(begin)

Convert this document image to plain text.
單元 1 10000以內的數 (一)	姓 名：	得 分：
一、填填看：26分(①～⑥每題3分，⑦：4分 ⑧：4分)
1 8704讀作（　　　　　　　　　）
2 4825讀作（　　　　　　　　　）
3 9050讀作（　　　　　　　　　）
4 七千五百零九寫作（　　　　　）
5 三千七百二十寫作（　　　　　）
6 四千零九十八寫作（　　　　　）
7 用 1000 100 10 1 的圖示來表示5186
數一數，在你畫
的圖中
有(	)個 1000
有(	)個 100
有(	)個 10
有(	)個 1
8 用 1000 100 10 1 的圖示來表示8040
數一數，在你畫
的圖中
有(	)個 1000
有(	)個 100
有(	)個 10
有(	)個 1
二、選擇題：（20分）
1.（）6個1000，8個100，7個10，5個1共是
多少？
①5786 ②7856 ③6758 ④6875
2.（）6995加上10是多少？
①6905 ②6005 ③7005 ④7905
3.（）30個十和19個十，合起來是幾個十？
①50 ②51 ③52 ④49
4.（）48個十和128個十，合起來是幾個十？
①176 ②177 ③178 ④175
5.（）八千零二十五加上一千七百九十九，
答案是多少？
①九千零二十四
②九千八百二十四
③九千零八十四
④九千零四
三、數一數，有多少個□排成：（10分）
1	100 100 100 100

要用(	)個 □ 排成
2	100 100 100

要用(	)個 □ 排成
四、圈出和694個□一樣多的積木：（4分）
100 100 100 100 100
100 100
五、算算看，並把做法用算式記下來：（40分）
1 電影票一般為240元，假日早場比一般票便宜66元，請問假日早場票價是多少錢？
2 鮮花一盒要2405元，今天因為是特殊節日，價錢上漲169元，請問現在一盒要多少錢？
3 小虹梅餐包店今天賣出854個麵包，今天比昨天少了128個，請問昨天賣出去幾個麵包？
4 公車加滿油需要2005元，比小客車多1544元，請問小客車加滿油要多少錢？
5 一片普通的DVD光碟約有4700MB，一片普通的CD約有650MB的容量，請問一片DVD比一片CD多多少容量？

(end)

◆ Your objective
Produce an exact copy of the whole listing.

◆ Answer to the problem
Convert this document image to plain text.
單元 1 10000以內的數 (一)	姓 名：	得 分：
一、填填看：26分(①～⑥每題3分，⑦：4分 ⑧：4分)
1 8704讀作（　　　　　　　　　）
2 4825讀作（　　　　　　　　　）
3 9050讀作（　　　　　　　　　）
4 七千五百零九寫作（　　　　　）
5 三千七百二十寫作（　　　　　）
6 四千零九十八寫作（　　　　　）
7 用 1000 100 10 1 的圖示來表示5186
數一數，在你畫
的圖中
有(	)個 1000
有(	)個 100
有(	)個 10
有(	)個 1
8 用 1000 100 10 1 的圖示來表示8040
數一數，在你畫
的圖中
有(	)個 1000
有(	)個 100
有(	)個 10
有(	)個 1
二、選擇題：（20分）
1.（）6個1000，8個100，7個10，5個1共是
多少？
①5786 ②7856 ③6758 ④6875
2.（）6995加上10是多少？
①6905 ②6005 ③7005 ④7905
3.（）30個十和19個十，合起來是幾個十？
①50 ②51 ③52 ④49
4.（）48個十和128個十，合起來是幾個十？
①176 ②177 ③178 ④175
5.（）八千零二十五加上一千七百九十九，
答案是多少？
①九千零二十四
②九千八百二十四
③九千零八十四
④九千零四
三、數一數，有多少個□排成：（10分）
1	100 100 100 100

要用(	)個 □ 排成
2	100 100 100

要用(	)個 □ 排成
四、圈出和694個□一樣多的積木：（4分）
100 100 100 100 100
100 100
五、算算看，並把做法用算式記下來：（40分）
1 電影票一般為240元，假日早場比一般票便宜66元，請問假日早場票價是多少錢？
2 鮮花一盒要2405元，今天因為是特殊節日，價錢上漲169元，請問現在一盒要多少錢？
3 小虹梅餐包店今天賣出854個麵包，今天比昨天少了128個，請問昨天賣出去幾個麵包？
4 公車加滿油需要2005元，比小客車多1544元，請問小客車加滿油要多少錢？
5 一片普通的DVD光碟約有4700MB，一片普通的CD約有650MB的容量，請問一片DVD比一片CD多多少容量？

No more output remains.